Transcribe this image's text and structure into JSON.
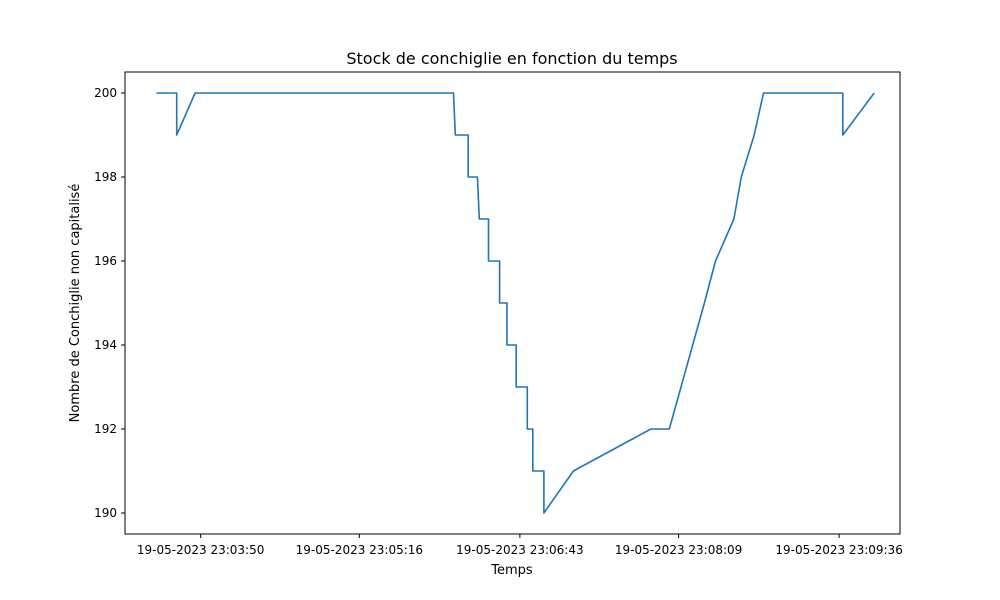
{
  "chart_data": {
    "type": "line",
    "title": "Stock de conchiglie en fonction du temps",
    "xlabel": "Temps",
    "ylabel": "Nombre de Conchiglie non capitalisé",
    "x_unit": "seconds",
    "x_ticks": [
      {
        "t": 230350,
        "label": "19-05-2023 23:03:50"
      },
      {
        "t": 230516,
        "label": "19-05-2023 23:05:16"
      },
      {
        "t": 230643,
        "label": "19-05-2023 23:06:43"
      },
      {
        "t": 230809,
        "label": "19-05-2023 23:08:09"
      },
      {
        "t": 230936,
        "label": "19-05-2023 23:09:36"
      }
    ],
    "y_ticks": [
      190,
      192,
      194,
      196,
      198,
      200
    ],
    "xlim": [
      "19-05-2023 23:03:09",
      "19-05-2023 23:10:09"
    ],
    "ylim": [
      189.5,
      200.5
    ],
    "grid": false,
    "series": [
      {
        "name": "",
        "color": "#1f77b4",
        "points": [
          [
            "19-05-2023 23:03:26",
            200
          ],
          [
            "19-05-2023 23:03:37",
            200
          ],
          [
            "19-05-2023 23:03:37",
            199
          ],
          [
            "19-05-2023 23:03:47",
            200
          ],
          [
            "19-05-2023 23:06:07",
            200
          ],
          [
            "19-05-2023 23:06:08",
            199
          ],
          [
            "19-05-2023 23:06:15",
            199
          ],
          [
            "19-05-2023 23:06:15",
            198
          ],
          [
            "19-05-2023 23:06:20",
            198
          ],
          [
            "19-05-2023 23:06:21",
            197
          ],
          [
            "19-05-2023 23:06:26",
            197
          ],
          [
            "19-05-2023 23:06:26",
            196
          ],
          [
            "19-05-2023 23:06:32",
            196
          ],
          [
            "19-05-2023 23:06:32",
            195
          ],
          [
            "19-05-2023 23:06:36",
            195
          ],
          [
            "19-05-2023 23:06:36",
            194
          ],
          [
            "19-05-2023 23:06:41",
            194
          ],
          [
            "19-05-2023 23:06:41",
            193
          ],
          [
            "19-05-2023 23:06:47",
            193
          ],
          [
            "19-05-2023 23:06:47",
            192
          ],
          [
            "19-05-2023 23:06:50",
            192
          ],
          [
            "19-05-2023 23:06:50",
            191
          ],
          [
            "19-05-2023 23:06:56",
            191
          ],
          [
            "19-05-2023 23:06:56",
            190
          ],
          [
            "19-05-2023 23:07:12",
            191
          ],
          [
            "19-05-2023 23:07:54",
            192
          ],
          [
            "19-05-2023 23:08:04",
            192
          ],
          [
            "19-05-2023 23:08:23",
            195
          ],
          [
            "19-05-2023 23:08:29",
            196
          ],
          [
            "19-05-2023 23:08:39",
            197
          ],
          [
            "19-05-2023 23:08:43",
            198
          ],
          [
            "19-05-2023 23:08:50",
            199
          ],
          [
            "19-05-2023 23:08:55",
            200
          ],
          [
            "19-05-2023 23:09:38",
            200
          ],
          [
            "19-05-2023 23:09:38",
            199
          ],
          [
            "19-05-2023 23:09:55",
            200
          ]
        ]
      }
    ]
  }
}
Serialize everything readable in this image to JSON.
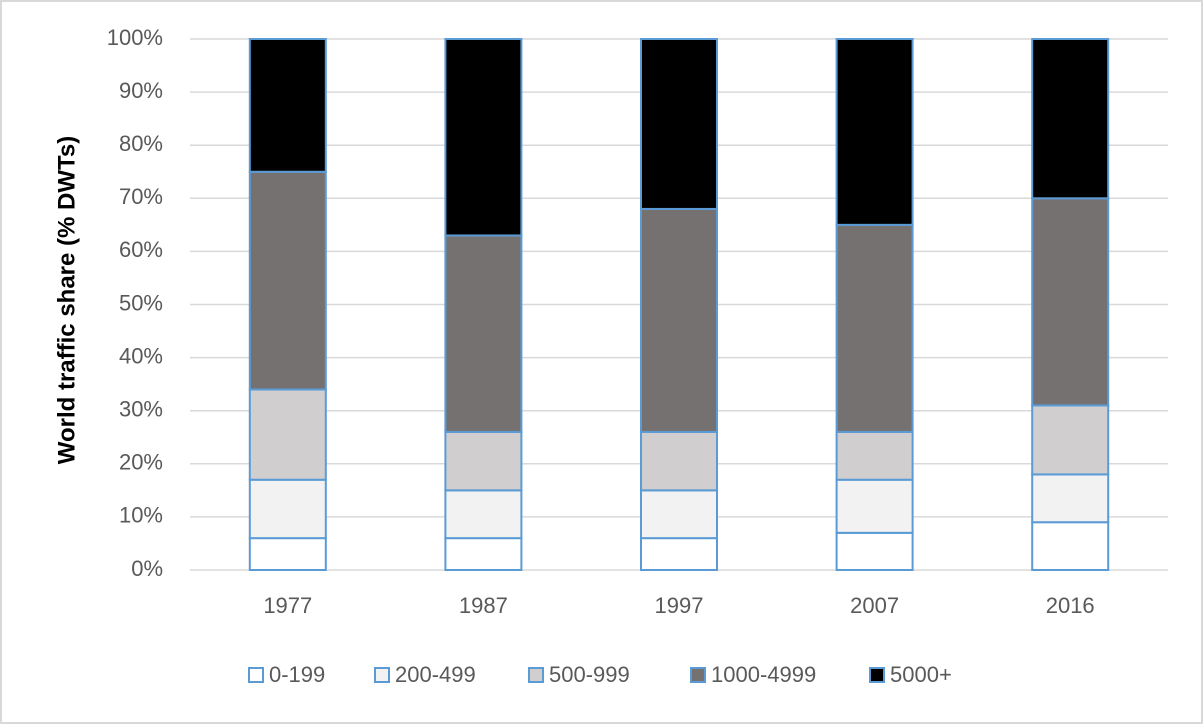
{
  "chart_data": {
    "type": "stacked_bar",
    "y_label": "World traffic share (% DWTs)",
    "categories": [
      "1977",
      "1987",
      "1997",
      "2007",
      "2016"
    ],
    "series": [
      {
        "name": "0-199",
        "color": "#ffffff",
        "values": [
          6,
          6,
          6,
          7,
          9
        ]
      },
      {
        "name": "200-499",
        "color": "#f2f2f2",
        "values": [
          11,
          9,
          9,
          10,
          9
        ]
      },
      {
        "name": "500-999",
        "color": "#d0cece",
        "values": [
          17,
          11,
          11,
          9,
          13
        ]
      },
      {
        "name": "1000-4999",
        "color": "#767171",
        "values": [
          41,
          37,
          42,
          39,
          39
        ]
      },
      {
        "name": "5000+",
        "color": "#000000",
        "values": [
          25,
          37,
          32,
          35,
          30
        ]
      }
    ],
    "ylim": [
      0,
      100
    ],
    "yticks": [
      {
        "value": 0,
        "label": "0%"
      },
      {
        "value": 10,
        "label": "10%"
      },
      {
        "value": 20,
        "label": "20%"
      },
      {
        "value": 30,
        "label": "30%"
      },
      {
        "value": 40,
        "label": "40%"
      },
      {
        "value": 50,
        "label": "50%"
      },
      {
        "value": 60,
        "label": "60%"
      },
      {
        "value": 70,
        "label": "70%"
      },
      {
        "value": 80,
        "label": "80%"
      },
      {
        "value": 90,
        "label": "90%"
      },
      {
        "value": 100,
        "label": "100%"
      }
    ],
    "grid": true,
    "legend": "bottom",
    "edge_color": "#5b9bd5"
  }
}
★ ★ ★ ★ ★ ★ ★
#### Objective
Repeat the entries exactly and keep the pictures out of the copy.

#### Complete answer
Transcribe this image's text and structure into JSON.
{
  "chart_data": {
    "type": "line",
    "title": "Stock de conchiglie en fonction du temps",
    "xlabel": "Temps",
    "ylabel": "Nombre de Conchiglie non capitalisé",
    "x_unit": "seconds",
    "x_ticks": [
      {
        "t": 230350,
        "label": "19-05-2023 23:03:50"
      },
      {
        "t": 230516,
        "label": "19-05-2023 23:05:16"
      },
      {
        "t": 230643,
        "label": "19-05-2023 23:06:43"
      },
      {
        "t": 230809,
        "label": "19-05-2023 23:08:09"
      },
      {
        "t": 230936,
        "label": "19-05-2023 23:09:36"
      }
    ],
    "y_ticks": [
      190,
      192,
      194,
      196,
      198,
      200
    ],
    "xlim": [
      "19-05-2023 23:03:09",
      "19-05-2023 23:10:09"
    ],
    "ylim": [
      189.5,
      200.5
    ],
    "grid": false,
    "series": [
      {
        "name": "",
        "color": "#1f77b4",
        "points": [
          [
            "19-05-2023 23:03:26",
            200
          ],
          [
            "19-05-2023 23:03:37",
            200
          ],
          [
            "19-05-2023 23:03:37",
            199
          ],
          [
            "19-05-2023 23:03:47",
            200
          ],
          [
            "19-05-2023 23:06:07",
            200
          ],
          [
            "19-05-2023 23:06:08",
            199
          ],
          [
            "19-05-2023 23:06:15",
            199
          ],
          [
            "19-05-2023 23:06:15",
            198
          ],
          [
            "19-05-2023 23:06:20",
            198
          ],
          [
            "19-05-2023 23:06:21",
            197
          ],
          [
            "19-05-2023 23:06:26",
            197
          ],
          [
            "19-05-2023 23:06:26",
            196
          ],
          [
            "19-05-2023 23:06:32",
            196
          ],
          [
            "19-05-2023 23:06:32",
            195
          ],
          [
            "19-05-2023 23:06:36",
            195
          ],
          [
            "19-05-2023 23:06:36",
            194
          ],
          [
            "19-05-2023 23:06:41",
            194
          ],
          [
            "19-05-2023 23:06:41",
            193
          ],
          [
            "19-05-2023 23:06:47",
            193
          ],
          [
            "19-05-2023 23:06:47",
            192
          ],
          [
            "19-05-2023 23:06:50",
            192
          ],
          [
            "19-05-2023 23:06:50",
            191
          ],
          [
            "19-05-2023 23:06:56",
            191
          ],
          [
            "19-05-2023 23:06:56",
            190
          ],
          [
            "19-05-2023 23:07:12",
            191
          ],
          [
            "19-05-2023 23:07:54",
            192
          ],
          [
            "19-05-2023 23:08:04",
            192
          ],
          [
            "19-05-2023 23:08:23",
            195
          ],
          [
            "19-05-2023 23:08:29",
            196
          ],
          [
            "19-05-2023 23:08:39",
            197
          ],
          [
            "19-05-2023 23:08:43",
            198
          ],
          [
            "19-05-2023 23:08:50",
            199
          ],
          [
            "19-05-2023 23:08:55",
            200
          ],
          [
            "19-05-2023 23:09:38",
            200
          ],
          [
            "19-05-2023 23:09:38",
            199
          ],
          [
            "19-05-2023 23:09:55",
            200
          ]
        ]
      }
    ]
  }
}
Serialize everything readable in this image to JSON.
{
  "chart_data": {
    "type": "stacked_bar",
    "y_label": "World traffic share (% DWTs)",
    "categories": [
      "1977",
      "1987",
      "1997",
      "2007",
      "2016"
    ],
    "series": [
      {
        "name": "0-199",
        "color": "#ffffff",
        "values": [
          6,
          6,
          6,
          7,
          9
        ]
      },
      {
        "name": "200-499",
        "color": "#f2f2f2",
        "values": [
          11,
          9,
          9,
          10,
          9
        ]
      },
      {
        "name": "500-999",
        "color": "#d0cece",
        "values": [
          17,
          11,
          11,
          9,
          13
        ]
      },
      {
        "name": "1000-4999",
        "color": "#767171",
        "values": [
          41,
          37,
          42,
          39,
          39
        ]
      },
      {
        "name": "5000+",
        "color": "#000000",
        "values": [
          25,
          37,
          32,
          35,
          30
        ]
      }
    ],
    "ylim": [
      0,
      100
    ],
    "yticks": [
      {
        "value": 0,
        "label": "0%"
      },
      {
        "value": 10,
        "label": "10%"
      },
      {
        "value": 20,
        "label": "20%"
      },
      {
        "value": 30,
        "label": "30%"
      },
      {
        "value": 40,
        "label": "40%"
      },
      {
        "value": 50,
        "label": "50%"
      },
      {
        "value": 60,
        "label": "60%"
      },
      {
        "value": 70,
        "label": "70%"
      },
      {
        "value": 80,
        "label": "80%"
      },
      {
        "value": 90,
        "label": "90%"
      },
      {
        "value": 100,
        "label": "100%"
      }
    ],
    "grid": true,
    "legend": "bottom",
    "edge_color": "#5b9bd5"
  }
}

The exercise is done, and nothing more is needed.